--- Directions ---
Tally the lines that contain the string "great" and state that total without comment.

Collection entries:

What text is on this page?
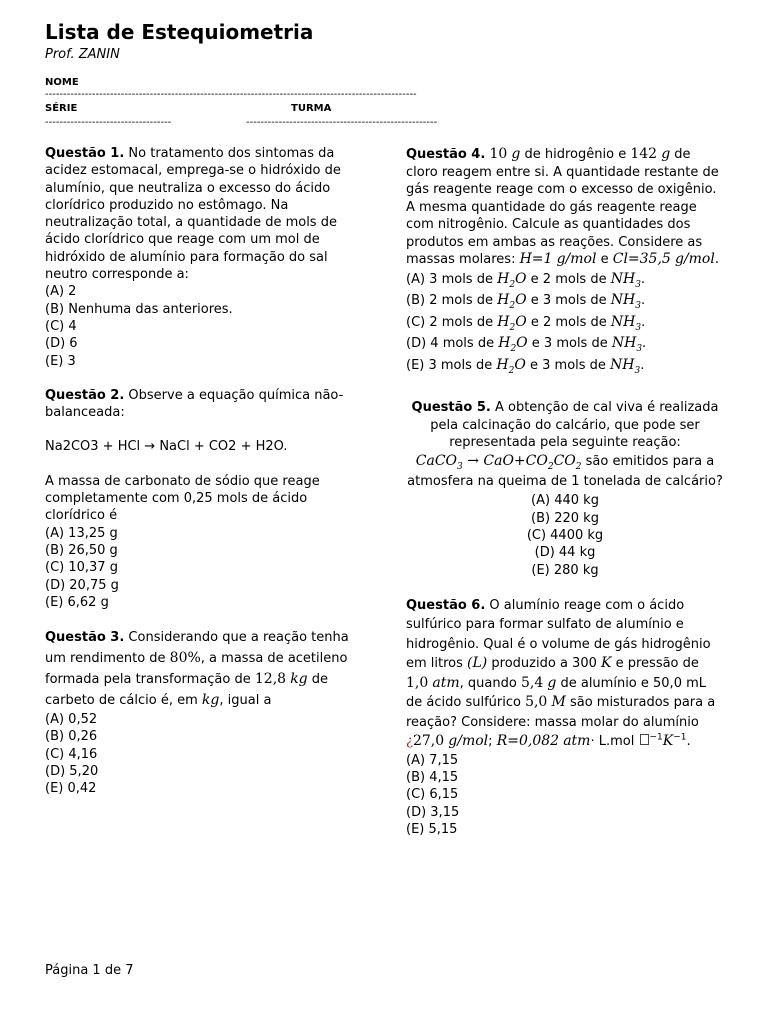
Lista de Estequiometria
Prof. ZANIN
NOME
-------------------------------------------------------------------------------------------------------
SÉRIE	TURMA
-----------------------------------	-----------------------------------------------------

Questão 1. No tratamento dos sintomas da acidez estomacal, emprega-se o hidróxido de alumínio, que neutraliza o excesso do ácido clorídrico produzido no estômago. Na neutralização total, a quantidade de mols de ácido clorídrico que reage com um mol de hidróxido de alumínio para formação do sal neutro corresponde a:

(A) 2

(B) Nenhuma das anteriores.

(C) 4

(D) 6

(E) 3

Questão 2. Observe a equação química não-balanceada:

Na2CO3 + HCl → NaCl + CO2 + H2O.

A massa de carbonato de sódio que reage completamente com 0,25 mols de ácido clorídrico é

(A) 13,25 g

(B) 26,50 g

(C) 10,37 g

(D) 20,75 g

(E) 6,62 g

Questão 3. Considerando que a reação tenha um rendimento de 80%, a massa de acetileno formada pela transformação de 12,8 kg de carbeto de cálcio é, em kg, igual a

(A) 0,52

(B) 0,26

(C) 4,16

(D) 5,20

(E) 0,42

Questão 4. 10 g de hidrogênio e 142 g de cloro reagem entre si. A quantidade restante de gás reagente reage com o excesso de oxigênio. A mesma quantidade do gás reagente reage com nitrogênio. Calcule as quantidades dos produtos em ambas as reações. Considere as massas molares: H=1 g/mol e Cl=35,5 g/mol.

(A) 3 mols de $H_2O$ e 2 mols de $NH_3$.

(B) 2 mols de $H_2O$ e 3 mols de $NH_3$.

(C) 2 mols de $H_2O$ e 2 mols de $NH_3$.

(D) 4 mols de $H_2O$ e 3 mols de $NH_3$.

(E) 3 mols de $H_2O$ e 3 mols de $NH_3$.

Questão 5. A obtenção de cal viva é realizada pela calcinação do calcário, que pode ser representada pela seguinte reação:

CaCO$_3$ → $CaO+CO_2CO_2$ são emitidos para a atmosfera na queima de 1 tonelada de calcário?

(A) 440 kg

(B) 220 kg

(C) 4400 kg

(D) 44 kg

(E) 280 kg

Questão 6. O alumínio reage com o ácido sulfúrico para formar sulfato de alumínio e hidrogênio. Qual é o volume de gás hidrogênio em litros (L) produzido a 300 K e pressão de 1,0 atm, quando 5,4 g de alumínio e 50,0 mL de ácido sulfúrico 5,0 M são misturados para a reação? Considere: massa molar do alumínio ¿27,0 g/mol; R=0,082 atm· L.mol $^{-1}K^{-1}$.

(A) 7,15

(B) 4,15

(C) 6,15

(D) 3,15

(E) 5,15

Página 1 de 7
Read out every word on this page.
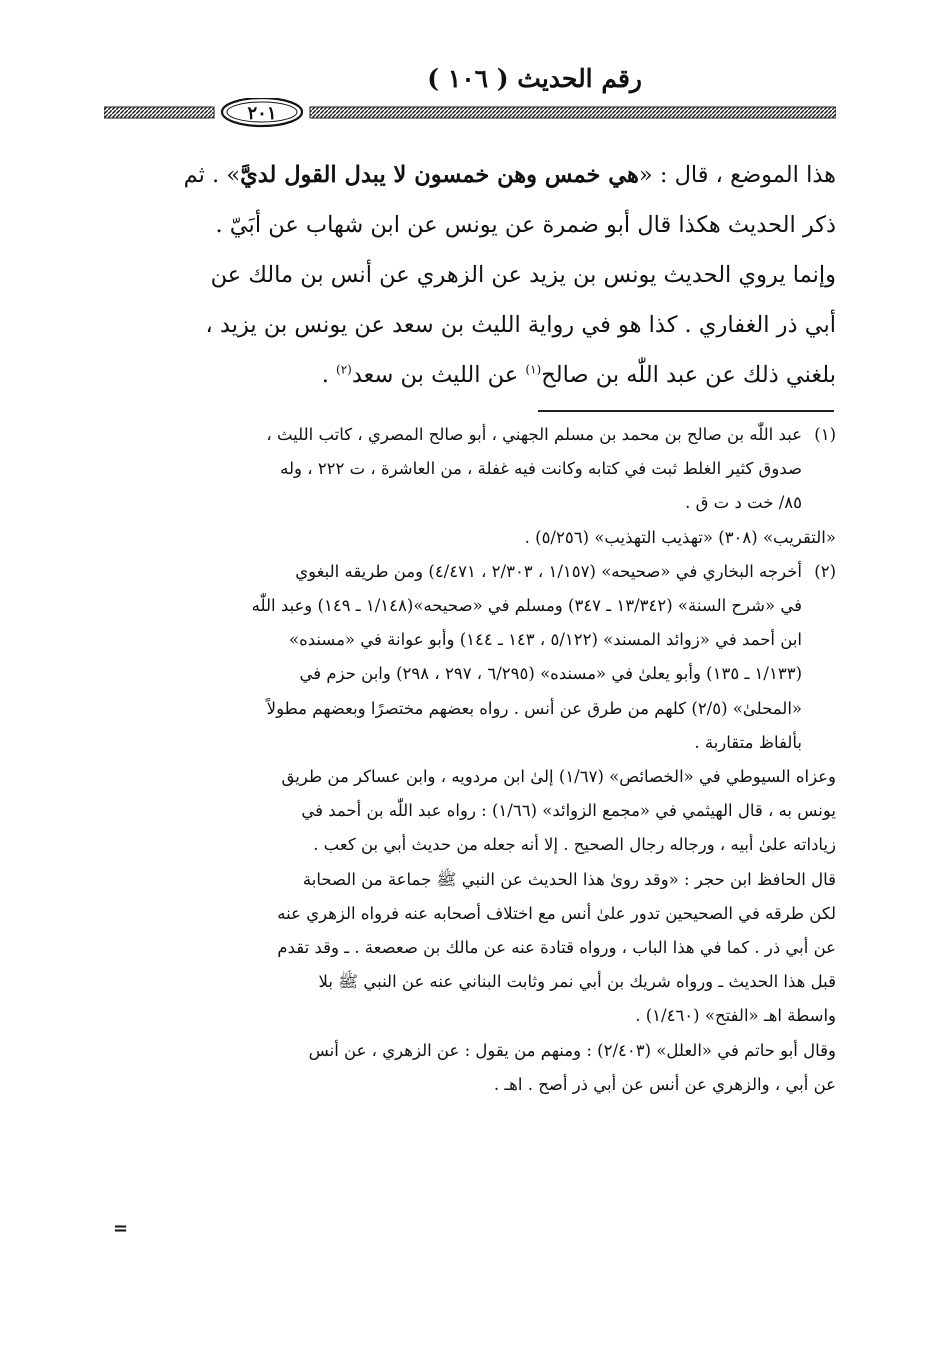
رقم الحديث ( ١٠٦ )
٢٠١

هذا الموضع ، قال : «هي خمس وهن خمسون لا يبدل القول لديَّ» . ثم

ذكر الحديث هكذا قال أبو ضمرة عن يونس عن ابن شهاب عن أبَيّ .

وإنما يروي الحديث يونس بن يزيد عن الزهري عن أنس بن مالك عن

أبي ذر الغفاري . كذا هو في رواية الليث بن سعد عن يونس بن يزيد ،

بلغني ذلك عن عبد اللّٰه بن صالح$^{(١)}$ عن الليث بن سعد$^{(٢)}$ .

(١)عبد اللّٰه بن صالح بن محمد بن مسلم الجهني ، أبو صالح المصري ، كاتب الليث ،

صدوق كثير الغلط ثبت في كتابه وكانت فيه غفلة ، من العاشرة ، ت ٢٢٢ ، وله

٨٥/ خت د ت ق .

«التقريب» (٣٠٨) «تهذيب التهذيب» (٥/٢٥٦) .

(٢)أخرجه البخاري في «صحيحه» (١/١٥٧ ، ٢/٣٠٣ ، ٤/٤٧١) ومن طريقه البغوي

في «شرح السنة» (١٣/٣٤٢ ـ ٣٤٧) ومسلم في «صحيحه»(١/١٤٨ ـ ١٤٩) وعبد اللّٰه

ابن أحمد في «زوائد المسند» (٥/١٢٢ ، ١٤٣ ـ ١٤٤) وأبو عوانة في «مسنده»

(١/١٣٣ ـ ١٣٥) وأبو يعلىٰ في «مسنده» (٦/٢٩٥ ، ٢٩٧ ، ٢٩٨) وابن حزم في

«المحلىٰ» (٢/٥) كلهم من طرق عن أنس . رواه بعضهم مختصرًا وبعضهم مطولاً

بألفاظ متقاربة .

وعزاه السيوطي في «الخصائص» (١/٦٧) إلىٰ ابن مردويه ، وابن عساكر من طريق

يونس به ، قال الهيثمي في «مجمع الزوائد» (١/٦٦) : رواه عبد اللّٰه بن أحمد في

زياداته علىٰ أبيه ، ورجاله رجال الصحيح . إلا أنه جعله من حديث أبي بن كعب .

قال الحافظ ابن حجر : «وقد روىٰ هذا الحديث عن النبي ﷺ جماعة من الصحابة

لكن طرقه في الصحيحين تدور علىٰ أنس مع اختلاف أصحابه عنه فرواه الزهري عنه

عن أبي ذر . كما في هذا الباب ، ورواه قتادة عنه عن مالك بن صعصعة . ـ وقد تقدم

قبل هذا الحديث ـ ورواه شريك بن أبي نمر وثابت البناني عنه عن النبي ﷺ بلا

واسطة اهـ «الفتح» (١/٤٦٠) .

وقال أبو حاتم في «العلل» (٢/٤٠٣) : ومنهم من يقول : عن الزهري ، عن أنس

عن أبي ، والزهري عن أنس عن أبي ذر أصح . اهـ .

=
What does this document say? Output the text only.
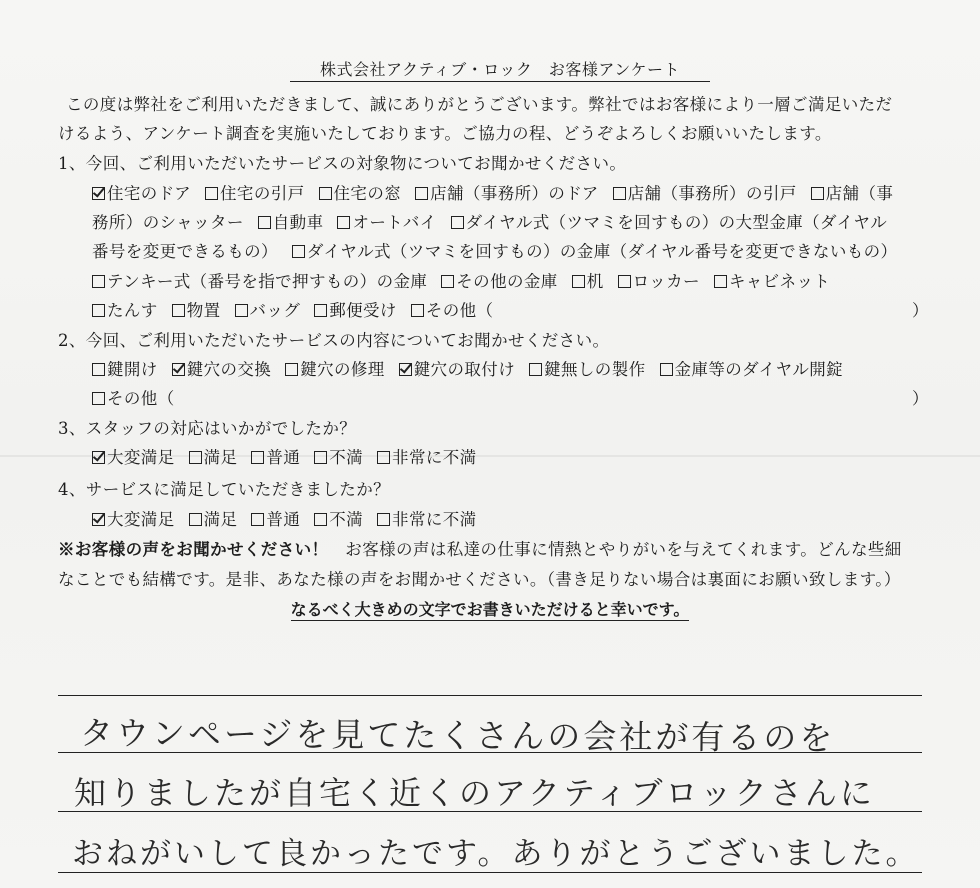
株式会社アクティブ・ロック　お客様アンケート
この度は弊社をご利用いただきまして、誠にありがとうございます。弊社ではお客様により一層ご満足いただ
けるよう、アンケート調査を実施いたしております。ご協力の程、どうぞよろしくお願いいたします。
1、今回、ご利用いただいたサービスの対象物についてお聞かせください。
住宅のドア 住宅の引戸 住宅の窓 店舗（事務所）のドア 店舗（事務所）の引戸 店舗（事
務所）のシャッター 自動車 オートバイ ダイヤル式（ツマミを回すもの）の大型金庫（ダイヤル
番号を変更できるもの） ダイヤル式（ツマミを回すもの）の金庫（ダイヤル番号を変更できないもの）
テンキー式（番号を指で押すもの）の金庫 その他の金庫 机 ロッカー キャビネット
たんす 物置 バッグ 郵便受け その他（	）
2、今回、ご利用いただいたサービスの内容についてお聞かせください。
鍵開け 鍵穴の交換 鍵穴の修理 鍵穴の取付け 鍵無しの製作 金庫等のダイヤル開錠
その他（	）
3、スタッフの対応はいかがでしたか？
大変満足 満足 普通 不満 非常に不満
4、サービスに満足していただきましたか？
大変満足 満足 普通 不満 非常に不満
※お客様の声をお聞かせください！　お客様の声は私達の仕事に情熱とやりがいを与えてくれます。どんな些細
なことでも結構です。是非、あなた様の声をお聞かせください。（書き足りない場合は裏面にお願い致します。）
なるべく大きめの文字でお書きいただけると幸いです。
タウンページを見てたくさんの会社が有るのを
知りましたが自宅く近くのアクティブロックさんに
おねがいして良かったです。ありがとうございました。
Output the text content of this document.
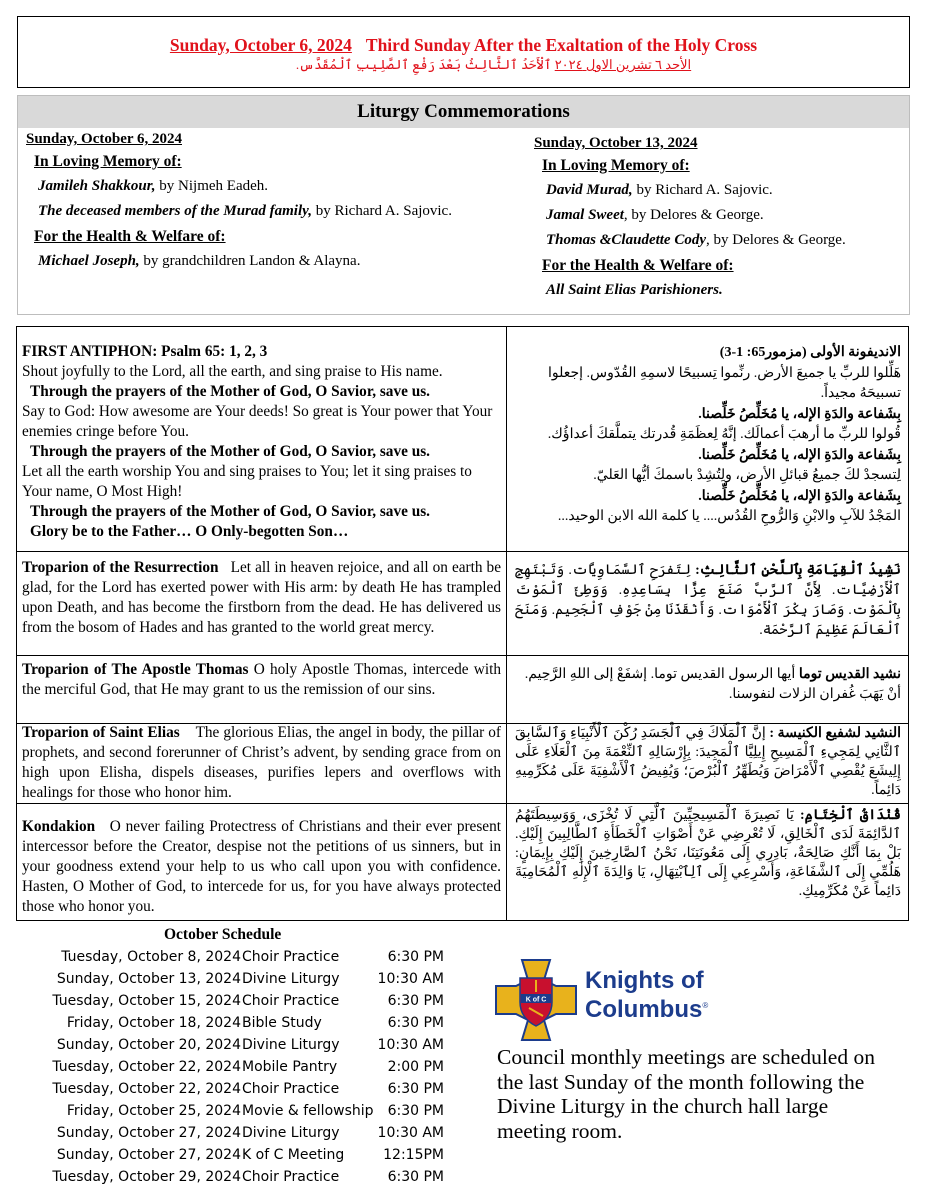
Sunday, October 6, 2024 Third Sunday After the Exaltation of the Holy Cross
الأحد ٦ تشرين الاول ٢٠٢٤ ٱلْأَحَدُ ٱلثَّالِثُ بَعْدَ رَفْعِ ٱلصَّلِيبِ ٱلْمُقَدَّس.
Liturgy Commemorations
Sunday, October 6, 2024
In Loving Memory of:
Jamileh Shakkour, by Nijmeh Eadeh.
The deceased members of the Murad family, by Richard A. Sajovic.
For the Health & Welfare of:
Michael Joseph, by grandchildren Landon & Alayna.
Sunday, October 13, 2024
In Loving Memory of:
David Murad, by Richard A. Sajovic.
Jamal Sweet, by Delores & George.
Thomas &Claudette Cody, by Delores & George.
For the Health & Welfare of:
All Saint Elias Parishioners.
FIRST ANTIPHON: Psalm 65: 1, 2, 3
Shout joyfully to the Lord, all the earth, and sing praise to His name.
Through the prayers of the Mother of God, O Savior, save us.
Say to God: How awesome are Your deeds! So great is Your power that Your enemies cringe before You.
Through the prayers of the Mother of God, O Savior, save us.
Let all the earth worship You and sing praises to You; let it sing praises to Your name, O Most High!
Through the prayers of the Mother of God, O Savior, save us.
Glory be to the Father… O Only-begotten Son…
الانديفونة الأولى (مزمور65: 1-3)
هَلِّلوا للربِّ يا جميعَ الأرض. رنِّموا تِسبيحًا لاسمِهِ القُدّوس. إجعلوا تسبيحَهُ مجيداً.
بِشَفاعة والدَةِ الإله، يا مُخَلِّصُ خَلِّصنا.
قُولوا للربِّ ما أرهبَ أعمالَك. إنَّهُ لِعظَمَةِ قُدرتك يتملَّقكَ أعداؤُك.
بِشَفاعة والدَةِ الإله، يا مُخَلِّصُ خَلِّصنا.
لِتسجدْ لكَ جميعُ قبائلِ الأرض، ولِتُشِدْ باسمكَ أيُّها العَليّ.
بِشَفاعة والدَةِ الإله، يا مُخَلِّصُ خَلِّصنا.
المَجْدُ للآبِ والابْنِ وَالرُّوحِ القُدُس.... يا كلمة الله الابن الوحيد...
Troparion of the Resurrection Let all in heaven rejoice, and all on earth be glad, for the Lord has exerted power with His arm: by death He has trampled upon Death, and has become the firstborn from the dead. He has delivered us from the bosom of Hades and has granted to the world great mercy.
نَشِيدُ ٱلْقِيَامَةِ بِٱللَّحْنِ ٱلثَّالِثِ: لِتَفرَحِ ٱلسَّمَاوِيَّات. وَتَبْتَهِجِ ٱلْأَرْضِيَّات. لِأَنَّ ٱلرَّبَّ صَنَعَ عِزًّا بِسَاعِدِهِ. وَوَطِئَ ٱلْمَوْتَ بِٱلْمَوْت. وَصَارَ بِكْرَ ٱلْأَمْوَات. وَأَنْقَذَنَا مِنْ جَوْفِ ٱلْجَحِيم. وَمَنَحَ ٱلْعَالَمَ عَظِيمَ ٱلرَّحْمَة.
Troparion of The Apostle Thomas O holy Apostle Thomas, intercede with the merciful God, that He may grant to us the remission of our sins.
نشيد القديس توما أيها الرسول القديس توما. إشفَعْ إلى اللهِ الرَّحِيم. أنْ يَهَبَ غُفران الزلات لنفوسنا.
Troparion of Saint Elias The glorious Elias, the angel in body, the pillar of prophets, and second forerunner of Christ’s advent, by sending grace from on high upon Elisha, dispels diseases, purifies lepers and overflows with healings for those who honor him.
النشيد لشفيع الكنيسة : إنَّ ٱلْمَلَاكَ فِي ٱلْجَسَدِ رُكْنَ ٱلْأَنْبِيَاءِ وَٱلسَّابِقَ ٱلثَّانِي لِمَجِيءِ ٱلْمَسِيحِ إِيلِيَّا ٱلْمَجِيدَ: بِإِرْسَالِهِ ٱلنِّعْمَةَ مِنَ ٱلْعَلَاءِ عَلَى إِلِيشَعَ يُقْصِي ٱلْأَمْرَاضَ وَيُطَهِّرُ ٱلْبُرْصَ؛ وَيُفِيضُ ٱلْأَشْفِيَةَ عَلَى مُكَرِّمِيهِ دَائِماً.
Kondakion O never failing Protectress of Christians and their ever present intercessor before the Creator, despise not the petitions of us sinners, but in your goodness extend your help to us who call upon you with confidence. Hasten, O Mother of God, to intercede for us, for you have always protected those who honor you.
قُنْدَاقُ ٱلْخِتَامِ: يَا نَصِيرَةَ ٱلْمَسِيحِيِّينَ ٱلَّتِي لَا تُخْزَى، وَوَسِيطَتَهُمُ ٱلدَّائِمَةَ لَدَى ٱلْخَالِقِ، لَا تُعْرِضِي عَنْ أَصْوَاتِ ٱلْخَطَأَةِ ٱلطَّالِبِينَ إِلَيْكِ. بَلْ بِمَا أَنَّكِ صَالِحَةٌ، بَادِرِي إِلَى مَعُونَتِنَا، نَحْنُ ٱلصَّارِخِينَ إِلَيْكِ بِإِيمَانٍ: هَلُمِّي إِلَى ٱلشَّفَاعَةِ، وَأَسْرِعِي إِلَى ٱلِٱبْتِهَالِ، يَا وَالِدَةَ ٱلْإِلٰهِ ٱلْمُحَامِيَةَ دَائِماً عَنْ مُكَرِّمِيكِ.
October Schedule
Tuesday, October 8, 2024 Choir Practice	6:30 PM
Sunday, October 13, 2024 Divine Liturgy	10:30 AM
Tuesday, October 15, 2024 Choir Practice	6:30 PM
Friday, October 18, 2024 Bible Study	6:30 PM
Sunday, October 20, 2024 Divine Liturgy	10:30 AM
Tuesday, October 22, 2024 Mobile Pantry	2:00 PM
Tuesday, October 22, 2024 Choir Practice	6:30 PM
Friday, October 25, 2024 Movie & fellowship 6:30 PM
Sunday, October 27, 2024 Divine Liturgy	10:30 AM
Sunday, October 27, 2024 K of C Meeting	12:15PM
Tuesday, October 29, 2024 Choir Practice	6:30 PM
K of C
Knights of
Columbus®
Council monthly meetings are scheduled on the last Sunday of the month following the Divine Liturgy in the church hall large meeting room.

--- Task response ---
2